### WORK TO BE COMPLETED:
Check each line of the entries below for the string "Усть" and state how many lines have it, with no other text.
------ DATA TO USE
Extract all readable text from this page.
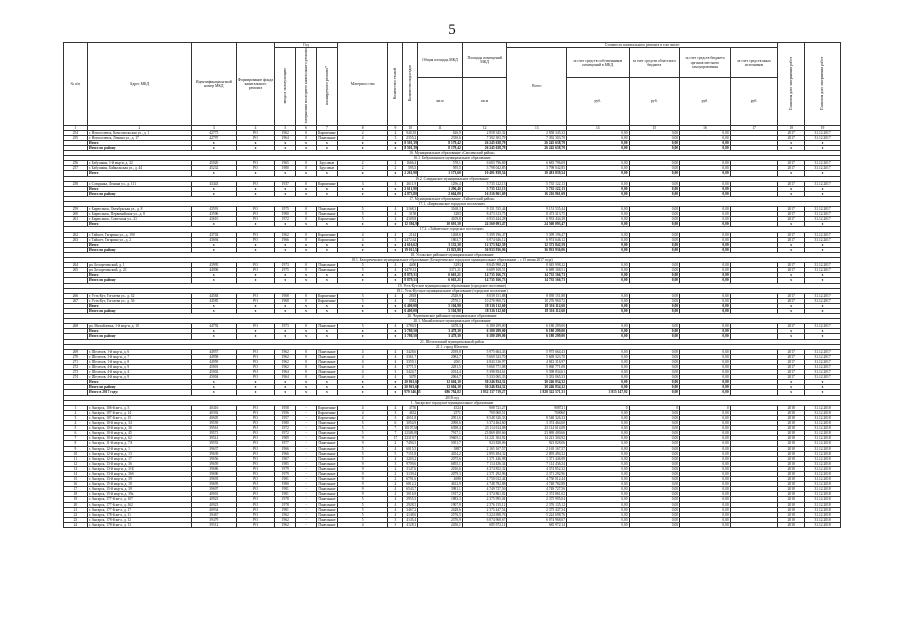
5
№ п/п	Адрес МКД	Идентификацион-ный номер МКД	Формирование фонда капитального ремонта	Год			Материал стен	Количество этажей	Количество подъездов	Общая площадь МКД	Площадь помещений МКД	Стоимость капитального ремонта в том числе:					Плановая дата завершения работ	Плановая дата завершения работ
				ввода в эксплуатацию	завершения последнего капитального ремонта	планируемого ремонта*						Всего	за счет средств собственников помещений в МКД	за счет средств областного бюджета	за счет средств бюджета органов местного самоуправления	за счет средств иных источников		
										кв.м	кв.м		руб.	руб.	руб.	руб.		
1	2	3	4	5	6	7	8	9	10	11	12	13	14	15	16	17	18	19
254	г. Новосолевск, Комсомольская ул., д. 1	42775	РО	1962	0	Кирпичные	2	2	940,35	626,9	2 858 345,32	2 858 345,32	0,00	0,00	0,00		2017	31.12.2017
255	г. Новосолевск, Ленина ул., д. 17	42797	РО	1964	0	Панельные	4	3	2355,2	2330,6	7 392 303,79	7 392 303,79	0,00	0,00	0,00		2017	31.12.2017
	Итого	х	х	х	х	х	х	х	8 501,39	8 179,42	26 245 638,79	26 245 638,79	0,00	0,00	0,00		х	х
	Итого по району	х	х	х	х	х	х	х	8 501,39	8 179,42	26 245 638,79	26 245 638,79	0,00	0,00	0,00		х	х
16. Муниципальное образование «Смоленский район»																		
16.1. Бабушкинское муниципальное образование																		
256	г. Бабушкин, 1-й мкр-н, д. 32	45020	РО	1965	0	Брусовые	2	2	1666,4	578,1	6 683 796,69	6 683 796,69	0,00	0,00	0,00		2017	31.12.2017
257	г. Бабушкин, Байкальская ул., д. 44	45232	РО	1980	0	Брусовые	2	2	595,5	595,5	3 798 042,85	3 798 042,85	0,00	0,00	0,00		2017	31.12.2017
	Итого	х	х	х	х	х	х	х	2 261,90	1 173,60	10 481 839,54	10 481 839,54	0,00	0,00	0,00		х	х
16.2. Слюдянское муниципальное образование																		
258	г. Слюдянка, Ленина ул., д. 111	43443	РО	1937	0	Кирпичные	3	3	2611,9	1296,4	5 735 122,13	5 735 122,13	0,00	0,00	0,00		2017	31.12.2017
	Итого	х	х	х	х	х	х	х	2 611,90	1 296,40	5 735 122,13	5 735 122,13	0,00	0,00	0,00		х	х
	Итого по району	х	х	х	х	х	х	х	4 873,80	2 664,00	16 216 961,69	16 216 961,69	0,00	0,00	0,00		х	х
17. Муниципальное образование «Тайшетский район»																		
17.1. «Бирюсинское городское поселение»																		
259	г. Бирюсинск, Октябрьская ул., д. 8	43591	РО	1975	0	Панельные	5	4	3168,3	3168,3	9 151 535,44	9 151 535,44	0,00	0,00	0,00		2017	31.12.2017
260	г. Бирюсинск, Первомайская ул., д. 8	43596	РО	1980	0	Панельные	5	4	3158	3283	8 473 313,75	8 473 313,75	0,00	0,00	0,00		2017	31.12.2017
261	г. Бирюсинск, Советская ул., 21	43610	РО	1972	0	Кирпичные	5	4	4109,8	4109,8	6 933 444,28	6 933 444,28	0,00	0,00	0,00		2017	31.12.2017
	Итого	х	х	х	х	х	х	х	12 394,90	10 691,50	24 560 093,47	24 560 093,47	0,00	0,00	0,00		х	х
17.2. «Тайшетское городское поселение»																		
262	г. Тайшет, Гагарина ул., д. 190	43702	РО	1962	0	Кирпичные	4	4	2144	1268,6	5 399 196,47	5 399 196,47	0,00	0,00	0,00		2017	31.12.2017
263	г. Тайшет, Гагарина ул., д. 2	43694	РО	1966	0	Кирпичные	4	3	2472,62	1863,7	6 974 646,12	6 974 646,12	0,00	0,00	0,00		2017	31.12.2017
	Итого	х	х	х	х	х	х	х	4 616,62	3 132,30	12 373 842,59	12 373 842,59	0,00	0,00	0,00		х	х
	Итого по району	х	х	х	х	х	х	х	19 011,52	13 823,80	36 933 936,06	36 933 936,06	0,00	0,00	0,00		х	х
18. Усольское районное муниципальное образование																		
18.1. Белореченское муниципальное образование (Белореченское городское муниципальное образование – с 15 июня 2017 года)																		
264	рп. Белореченский, д. 1	43995	РО	1973	0	Панельные	5	4	4400	3293	8 045 998,22	8 045 998,22	0,00	0,00	0,00		2017	31.12.2017
265	рп. Белореченский, д. 23	44006	РО	1975	0	Панельные	5	4	4479,31	3371,21	6 689 168,51	6 689 168,51	0,00	0,00	0,00		2017	31.12.2017
	Итого	х	х	х	х	х	х	х	8 879,31	6 663,21	14 735 166,73	14 735 166,73	0,00	0,00	0,00		х	х
	Итого по району	х	х	х	х	х	х	х	8 879,31	6 663,21	14 735 166,73	14 735 166,73	0,00	0,00	0,00		х	х
19. Усть-Кутское муниципальное образование (городское поселение)																		
19.1. Усть-Кутское муниципальное образование (городское поселение)																		
266	г. Усть-Кут, Гоголева ул., д. 32	44584	РО	1968	0	Кирпичные	5	4	2818	2528,9	8 039 151,88	8 039 151,88	0,00	0,00	0,00		2017	31.12.2017
267	г. Усть-Кут, Гоголева ул., д. 36	44585	РО	1968	0	Кирпичные	5	4	3582	2576,1	10 276 960,72	10 276 960,72	0,00	0,00	0,00		2017	31.12.2017
	Итого	х	х	х	х	х	х	х	6 400,00	5 104,90	18 316 112,60	18 316 112,60	0,00	0,00	0,00		х	х
	Итого по району	х	х	х	х	х	х	х	6 400,00	5 104,90	18 316 112,60	18 316 112,60	0,00	0,00	0,00		х	х
20. Черемховское районное муниципальное образование																		
20.1. Михайловское муниципальное образование																		
268	рп. Михайловка, 1-й мкр-н, д. 10	44792	РО	1973	0	Панельные	5	4	3780,5	3478,3	6 180 299,00	6 180 299,00	0,00	0,00	0,00		2017	31.12.2017
	Итого	х	х	х	х	х	х	х	3 780,50	3 478,30	6 180 299,00	6 180 299,00	0,00	0,00	0,00		х	х
	Итого по району	х	х	х	х	х	х	х	3 780,50	3 478,30	6 180 299,00	6 180 299,00	0,00	0,00	0,00		х	х
21. Шелеховский муниципальный район																		
21.1. город Шелехов																		
269	г. Шелехов, 1-й мкр-н, д. 6	44957	РО	1962	0	Панельные	4	4	3428,6	2039,8	5 975 664,43	5 975 664,43	0,00	0,00	0,00		2017	31.12.2017
270	г. Шелехов, 1-й мкр-н, д. 7	44958	РО	1962	0	Панельные	4	4	3361,7	2082,7	5 669 323,70	5 669 323,70	0,00	0,00	0,00		2017	31.12.2017
271	г. Шелехов, 1-й мкр-н, д. 8	44959	РО	1962	0	Панельные	4	4	3359,1	2061	4 843 316,97	4 843 316,97	0,00	0,00	0,00		2017	31.12.2017
272	г. Шелехов, 4-й мкр-н, д. 9	45001	РО	1962	0	Панельные	4	4	3771,5	2281,5	5 060 771,08	5 060 771,08	0,00	0,00	0,00		2017	31.12.2017
273	г. Шелехов, 4-й мкр-н, д. 4	45002	РО	1964	0	Панельные	4	3	3424,7	2014,4	5 398 834,61	5 398 834,61	0,00	0,00	0,00		2017	31.12.2017
274	г. Шелехов, 4-й мкр-н, д. 9	45004	РО	1964	0	Панельные	4	4	3470	2064,7	5 333 065,33	5 333 065,33	0,00	0,00	0,00		2017	31.12.2017
	Итого	х	х	х	х	х	х	х	20 861,60	12 604,10	30 246 834,32	30 246 834,32	0,00	0,00	0,00		х	х
	Итого по району	х	х	х	х	х	х	х	20 861,60	12 604,10	30 246 834,32	30 246 834,32	0,00	0,00	0,00		х	х
	Итого в 2017 году:	х	х	х	х	х	х	х	979 346,83	686 784,82	1 832 137 719,27	1 828 322 571,31	3 815 147,92	0,00	0,00		х	х
2018 год																		
1. Ангарское городское муниципальное образование																		
1	г. Ангарск, 106-й кв-л, д. 5	40416	РО	1958	-	Кирпичные	4	4	4750	4524	908 721,27	908721	0	0	0		2018	31.12.2018
2	г. Ангарск, 107-й кв-л, д. 14	40392	РО	1956	-	Кирпичные	4	3	4632	2571	700 060,51	700060	0,00	0,00	0,00		2018	31.12.2018
3	г. Ангарск, 107-й кв-л, д. 15	40605	РО	1957	-	Кирпичные	4	3	4651,8	2951,6	8 548 326,33	8 548 326,33	0,00	0,00	0,00		2018	31.12.2018
4	г. Ангарск, 10-й мкр-н, д. 34	39559	РО	1980	-	Панельные	5	6	3054,9	2090,6	3 374 464,60	3 374 464,60	0,00	0,00	0,00		2018	31.12.2018
5	г. Ангарск, 10-й мкр-н, д. 36	39561	РО	1972	-	Панельные	5	7	10107,66	6398,4	23 114 614,08	23 114 614,08	0,00	0,00	0,00		2018	31.12.2018
6	г. Ангарск, 10-й мкр-н, д. 45	39571	РО	1972	-	Панельные	5	7	12349,81	7917,1	23 869 400,66	23 869 400,66	0,00	0,00	0,00		2018	31.12.2018
7	г. Ангарск, 10-й мкр-н, д. 62	39512	РО	1989	-	Панельные	9	17	22319,7	19605,1	14 221 304,92	14 221 304,92	0,00	0,00	0,00		2018	31.12.2018
8	г. Ангарск, 11-й мкр-н, д. 7А	39555	РО	1977	-	Панельные	9	2	7494,5	5051,7	923 828,06	923 828,06	0,00	0,00	0,00		2018	31.12.2018
9	г. Ангарск, 12-й мкр-н, д. 1	39637	РО	1966	-	Панельные	5	4	6015,5	3887	2 165 167,57	2 165 167,57	0,00	0,00	0,00		2018	31.12.2018
10	г. Ангарск, 12-й мкр-н, д. 13	39639	РО	1966	-	Панельные	5	5	7151,8	4454,2	2 895 494,32	2 895 494,32	0,00	0,00	0,00		2018	31.12.2018
11	г. Ангарск, 12-й мкр-н, д. 17	39656	РО	1967	-	Панельные	5	4	3203,2	2075,6	1 371 446,98	1 371 446,98	0,00	0,00	0,00		2018	31.12.2018
12	г. Ангарск, 13-й мкр-н, д. 36	39659	РО	1985	-	Панельные	9	3	9709,6	6855,1	7 114 436,34	7 114 436,34	0,00	0,00	0,00		2018	31.12.2018
13	г. Ангарск, 13-й мкр-н, д. 31Б	39686	РО	1979	-	Панельные	9	2	3147,6	2016,6	4 374 852,32	4 374 852,32	0,00	0,00	0,00		2018	31.12.2018
14	г. Ангарск, 13-й мкр-н, д. 36б	39690	РО	1979	-	Панельные	9	2	3139,4	2079,3	2 371 292,96	2 371 292,96	0,00	0,00	0,00		2018	31.12.2018
15	г. Ангарск, 13-й мкр-н, д. 39	39693	РО	1981	-	Панельные	9	2	6791,6	4698	4 750 012,44	4 750 012,44	0,00	0,00	0,00		2018	31.12.2018
16	г. Ангарск, 15-й мкр-н, д. 18	39695	РО	1980	-	Панельные	9	2	6812,2	4612,9	4 748 782,88	4 748 782,88	0,00	0,00	0,00		2018	31.12.2018
17	г. Ангарск, 15-й мкр-н, д. 39	39697	РО	1981	-	Панельные	9	4	6543,7	3981,1	4 749 727,56	4 749 727,56	0,00	0,00	0,00		2018	31.12.2018
18	г. Ангарск, 15-й мкр-н, д. 39а	40001	РО	1981	-	Панельные	9	2	3016,9	1917,2	2 374 861,02	2 374 861,02	0,00	0,00	0,00		2018	31.12.2018
19	г. Ангарск, 177-й кв-л, д. 107	40923	РО	1978	-	Панельные	5	4	2955,3	1883,3	2 375 995,04	2 375 995,04	0,00	0,00	0,00		2018	31.12.2018
20	г. Ангарск, 177-й кв-л, д. 162	40923	РО	1978	-	Панельные	5	4	2928,5	1907,9	2 376 135,12	2 376 135,12	0,00	0,00	0,00		2018	31.12.2018
21	г. Ангарск, 177-й кв-л, д. 17	40934	РО	1981	-	Панельные	5	4	3467,2	2428,6	2 375 447,54	2 375 447,54	0,00	0,00	0,00		2018	31.12.2018
22	г. Ангарск, 178-й кв-л, д. 11	39467	РО	1962	-	Панельные	5	4	4148,6	2576,5	5 224 698,76	5 224 698,76	0,00	0,00	0,00		2018	31.12.2018
23	г. Ангарск, 178-й кв-л, д. 12	39479	РО	1962	-	Панельные	5	3	4145,4	2376,9	6 074 968,67	6 074 968,67	0,00	0,00	0,00		2018	31.12.2018
24	г. Ангарск, 178-й кв-л, д. 13	39512	РО	1962	-	Панельные	4	3	4128,3	2456,1	685 972,14	685 972,14	0,00	0,00	0,00		2018	31.12.2018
------------
### WRITTEN SOLUTION:
4